Copy out each line of the data that holds the word "جمعا".
-- begin Data --
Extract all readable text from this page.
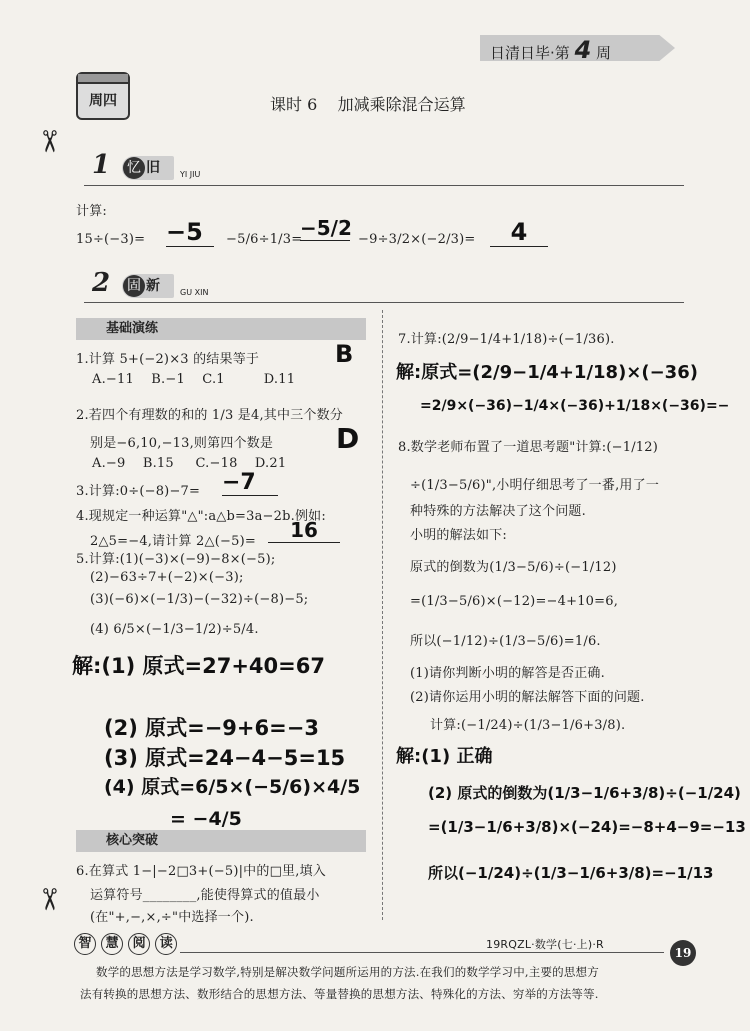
日清日毕·第 4 周
周四	课时 6    加减乘除混合运算
✂
✂
1	忆 旧	YI JIU
计算:
15÷(−3)= −5	−5/6÷1/3=
−5/2 −9÷3/2×(−2/3)=	4
2	固 新	GU XIN
基础演练
1.计算 5+(−2)×3 的结果等于	B
A.−11    B.−1    C.1         D.11
2.若四个有理数的和的 1/3 是4,其中三个数分
别是−6,10,−13,则第四个数是 D
A.−9    B.15     C.−18    D.21
3.计算:0÷(−8)−7= −7
4.现规定一种运算"△":a△b=3a−2b.例如:
2△5=−4,请计算 2△(−5)=	16
5.计算:(1)(−3)×(−9)−8×(−5);
(2)−63÷7+(−2)×(−3);
(3)(−6)×(−1/3)−(−32)÷(−8)−5;
(4) 6/5×(−1/3−1/2)÷5/4.
解:(1) 原式=27+40=67
(2) 原式=−9+6=−3
(3) 原式=24−4−5=15
(4) 原式=6/5×(−5/6)×4/5
= −4/5
核心突破
6.在算式 1−|−2□3+(−5)|中的□里,填入
运算符号________,能使得算式的值最小
(在"+,−,×,÷"中选择一个).
7.计算:(2/9−1/4+1/18)÷(−1/36).
解:原式=(2/9−1/4+1/18)×(−36)
=2/9×(−36)−1/4×(−36)+1/18×(−36)=−
8.数学老师布置了一道思考题"计算:(−1/12)
÷(1/3−5/6)",小明仔细思考了一番,用了一
种特殊的方法解决了这个问题.
小明的解法如下:
原式的倒数为(1/3−5/6)÷(−1/12)
=(1/3−5/6)×(−12)=−4+10=6,
所以(−1/12)÷(1/3−5/6)=1/6.
(1)请你判断小明的解答是否正确.
(2)请你运用小明的解法解答下面的问题.
计算:(−1/24)÷(1/3−1/6+3/8).
解:(1) 正确
(2) 原式的倒数为(1/3−1/6+3/8)÷(−1/24)
=(1/3−1/6+3/8)×(−24)=−8+4−9=−13
所以(−1/24)÷(1/3−1/6+3/8)=−1/13
智 慧 阅 读	19RQZL·数学(七·上)·R
19
数学的思想方法是学习数学,特别是解决数学问题所运用的方法.在我们的数学学习中,主要的思想方
法有转换的思想方法、数形结合的思想方法、等量替换的思想方法、特殊化的方法、穷举的方法等等.
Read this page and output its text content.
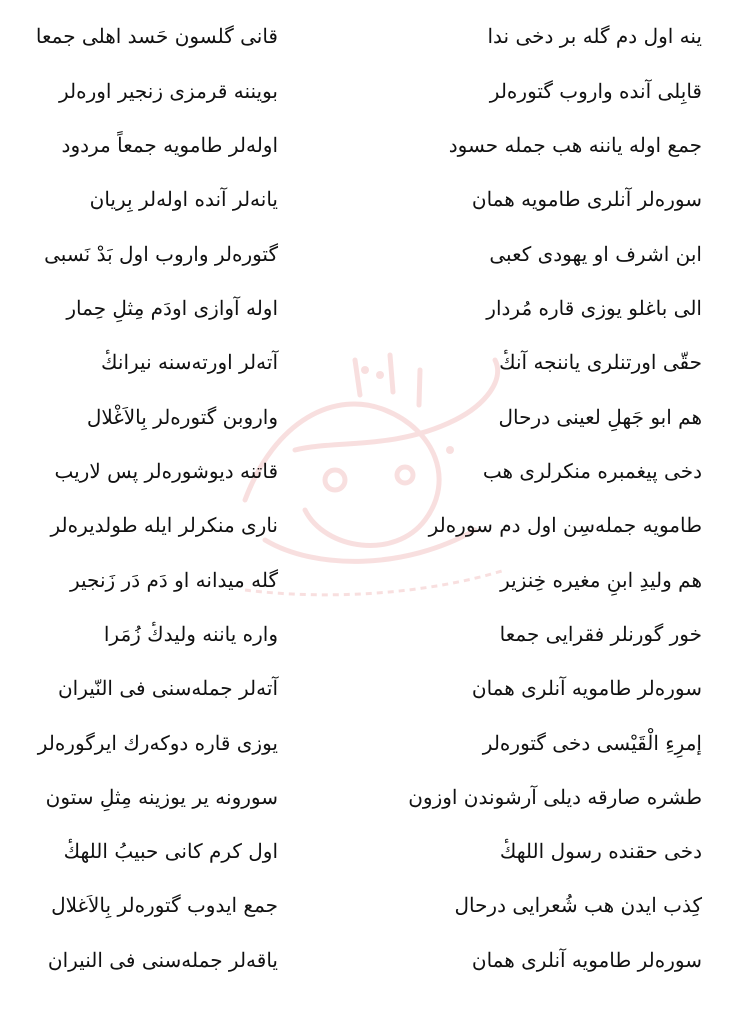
ینه اول دم گله بر دخی ندا
قانی گلسون حَسد اهلی جمعا
قابِلی آنده واروب گتورەلر
بویننه قرمزی زنجیر اورەلر
جمع اوله یاننه هب جمله حسود
اولەلر طامویه جمعاً مردود
سورەلر آنلری طامویه همان
یانەلر آنده اولەلر بِریان
ابن اشرف او یهودی کعبی
گتورەلر واروب اول بَدْ نَسبی
الی باغلو یوزی قاره مُردار
اوله آوازی اودَم مِثلِ حِمار
حقّی اورتنلری یاننجه آنكٔ
آتەلر اورتەسنه نیرانكٔ
هم ابو جَهلِ لعینی درحال
واروبن گتورەلر بِالاَغْلال
دخی پیغمبره منکرلری هب
قاتنه دیوشورەلر پس لاریب
طامویه جملەسِن اول دم سورەلر
ناری منکرلر ایله طولدیرەلر
هم ولیدِ ابنِ مغیره خِنزیر
گله میدانه او دَم دَر زَنجیر
خور گورنلر فقرایی جمعا
واره یاننه ولیدكٔ زُمَرا
سورەلر طامویه آنلری همان
آتەلر جملەسنی فی النّیران
إمرِءِ الْقَیْسی دخی گتورەلر
یوزی قاره دوکەرك ایرگورەلر
طشره صارقه دیلی آرشوندن اوزون
سورونه یر یوزینه مِثلِ ستون
دخی حقنده رسول اللهكٔ
اول کرم کانی حبیبُ اللهكٔ
کِذب ایدن هب شُعرایی درحال
جمع ایدوب گتورەلر بِالاَغلال
سورەلر طامویه آنلری همان
یاقەلر جملەسنی فی النیران
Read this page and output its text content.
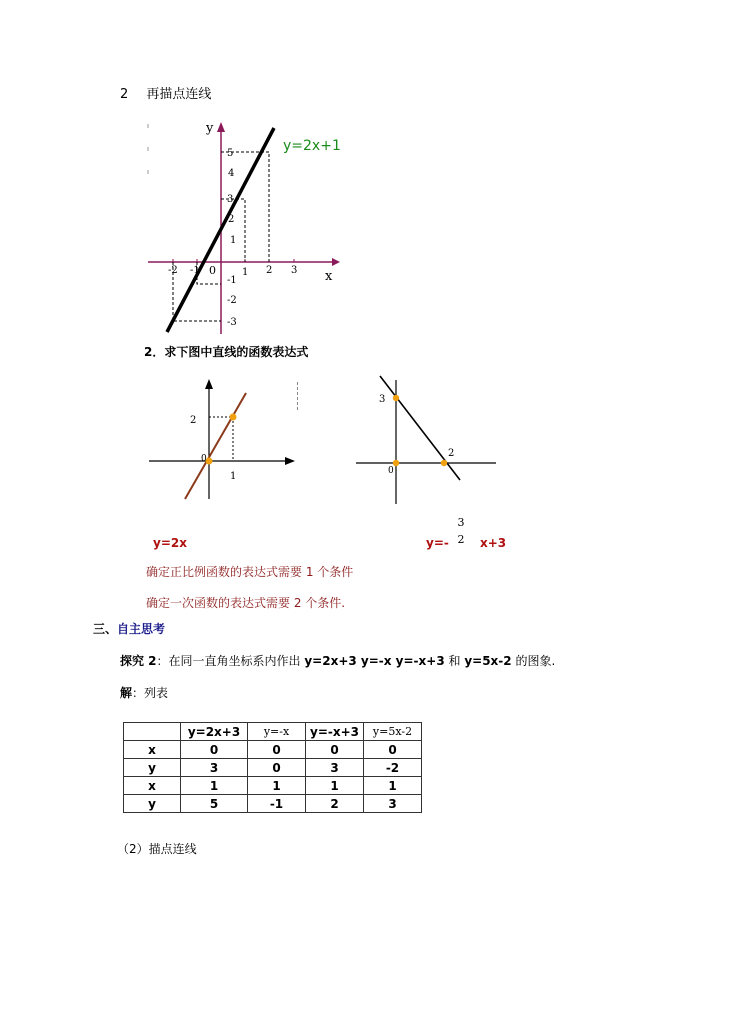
2 再描点连线
y
x
0
-2 -1	1 2 3
5
4
3
2
1
-1
-2
-3
y=2x+1
2．求下图中直线的函数表达式
2
1
0
3
2
0
y=2x	y=-
3
2 x+3
确定正比例函数的表达式需要 1 个条件
确定一次函数的表达式需要 2 个条件.
三、自主思考
探究 2：在同一直角坐标系内作出 y=2x+3 y=-x y=-x+3 和 y=5x-2 的图象.
解：列表
	y=2x+3	y=-x	y=-x+3	y=5x-2
x	0	0	0	0
y	3	0	3	-2
x	1	1	1	1
y	5	-1	2	3
（2）描点连线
-- end Data --
## [The output]
قانی گلسون حَسد اهلی جمعا
اولەلر طامویه جمعاً مردود
خور گورنلر فقرایی جمعا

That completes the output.